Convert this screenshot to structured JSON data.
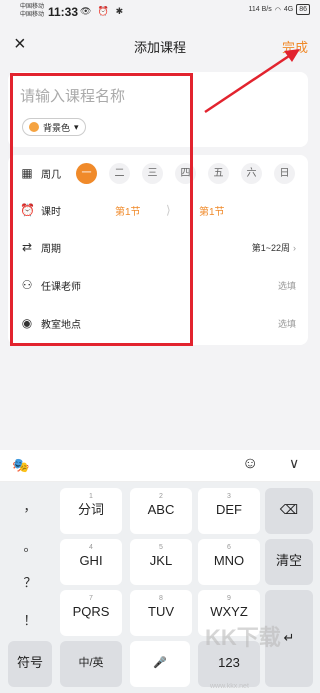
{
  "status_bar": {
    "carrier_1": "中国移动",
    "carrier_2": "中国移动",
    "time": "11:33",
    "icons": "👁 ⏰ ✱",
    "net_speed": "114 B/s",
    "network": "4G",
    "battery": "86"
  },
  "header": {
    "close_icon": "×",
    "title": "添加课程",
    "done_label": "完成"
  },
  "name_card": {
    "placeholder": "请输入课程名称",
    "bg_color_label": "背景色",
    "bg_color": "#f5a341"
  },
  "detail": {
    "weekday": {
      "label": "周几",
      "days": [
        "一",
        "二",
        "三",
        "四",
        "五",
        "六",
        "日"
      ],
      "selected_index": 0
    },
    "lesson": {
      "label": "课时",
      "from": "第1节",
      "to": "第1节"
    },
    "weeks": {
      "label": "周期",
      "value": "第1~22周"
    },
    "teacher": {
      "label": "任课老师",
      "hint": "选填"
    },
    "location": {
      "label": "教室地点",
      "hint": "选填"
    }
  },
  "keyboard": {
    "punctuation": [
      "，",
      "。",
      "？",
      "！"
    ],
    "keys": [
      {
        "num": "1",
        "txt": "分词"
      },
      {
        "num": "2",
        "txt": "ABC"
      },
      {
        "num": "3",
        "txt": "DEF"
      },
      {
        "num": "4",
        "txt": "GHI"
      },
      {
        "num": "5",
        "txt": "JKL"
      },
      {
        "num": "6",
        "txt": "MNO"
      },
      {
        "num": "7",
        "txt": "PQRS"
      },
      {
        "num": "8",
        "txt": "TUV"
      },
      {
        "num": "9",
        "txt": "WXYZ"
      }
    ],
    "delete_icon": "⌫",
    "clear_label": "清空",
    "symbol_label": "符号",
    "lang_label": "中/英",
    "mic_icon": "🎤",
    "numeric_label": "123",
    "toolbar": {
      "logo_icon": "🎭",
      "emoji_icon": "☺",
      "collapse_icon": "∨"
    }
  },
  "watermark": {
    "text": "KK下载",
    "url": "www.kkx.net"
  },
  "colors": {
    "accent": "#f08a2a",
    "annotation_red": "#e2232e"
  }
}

> TASK GOAL
Return the material word for word. Pictures are not part of the copy.

> RESPONSE
Convert this screenshot to structured JSON data.
{
  "status_bar": {
    "carrier_1": "中国移动",
    "carrier_2": "中国移动",
    "time": "11:33",
    "icons": "👁 ⏰ ✱",
    "net_speed": "114 B/s",
    "network": "4G",
    "battery": "86"
  },
  "header": {
    "close_icon": "×",
    "title": "添加课程",
    "done_label": "完成"
  },
  "name_card": {
    "placeholder": "请输入课程名称",
    "bg_color_label": "背景色",
    "bg_color": "#f5a341"
  },
  "detail": {
    "weekday": {
      "label": "周几",
      "days": [
        "一",
        "二",
        "三",
        "四",
        "五",
        "六",
        "日"
      ],
      "selected_index": 0
    },
    "lesson": {
      "label": "课时",
      "from": "第1节",
      "to": "第1节"
    },
    "weeks": {
      "label": "周期",
      "value": "第1~22周"
    },
    "teacher": {
      "label": "任课老师",
      "hint": "选填"
    },
    "location": {
      "label": "教室地点",
      "hint": "选填"
    }
  },
  "keyboard": {
    "punctuation": [
      "，",
      "。",
      "？",
      "！"
    ],
    "keys": [
      {
        "num": "1",
        "txt": "分词"
      },
      {
        "num": "2",
        "txt": "ABC"
      },
      {
        "num": "3",
        "txt": "DEF"
      },
      {
        "num": "4",
        "txt": "GHI"
      },
      {
        "num": "5",
        "txt": "JKL"
      },
      {
        "num": "6",
        "txt": "MNO"
      },
      {
        "num": "7",
        "txt": "PQRS"
      },
      {
        "num": "8",
        "txt": "TUV"
      },
      {
        "num": "9",
        "txt": "WXYZ"
      }
    ],
    "delete_icon": "⌫",
    "clear_label": "清空",
    "symbol_label": "符号",
    "lang_label": "中/英",
    "mic_icon": "🎤",
    "numeric_label": "123",
    "toolbar": {
      "logo_icon": "🎭",
      "emoji_icon": "☺",
      "collapse_icon": "∨"
    }
  },
  "watermark": {
    "text": "KK下载",
    "url": "www.kkx.net"
  },
  "colors": {
    "accent": "#f08a2a",
    "annotation_red": "#e2232e"
  }
}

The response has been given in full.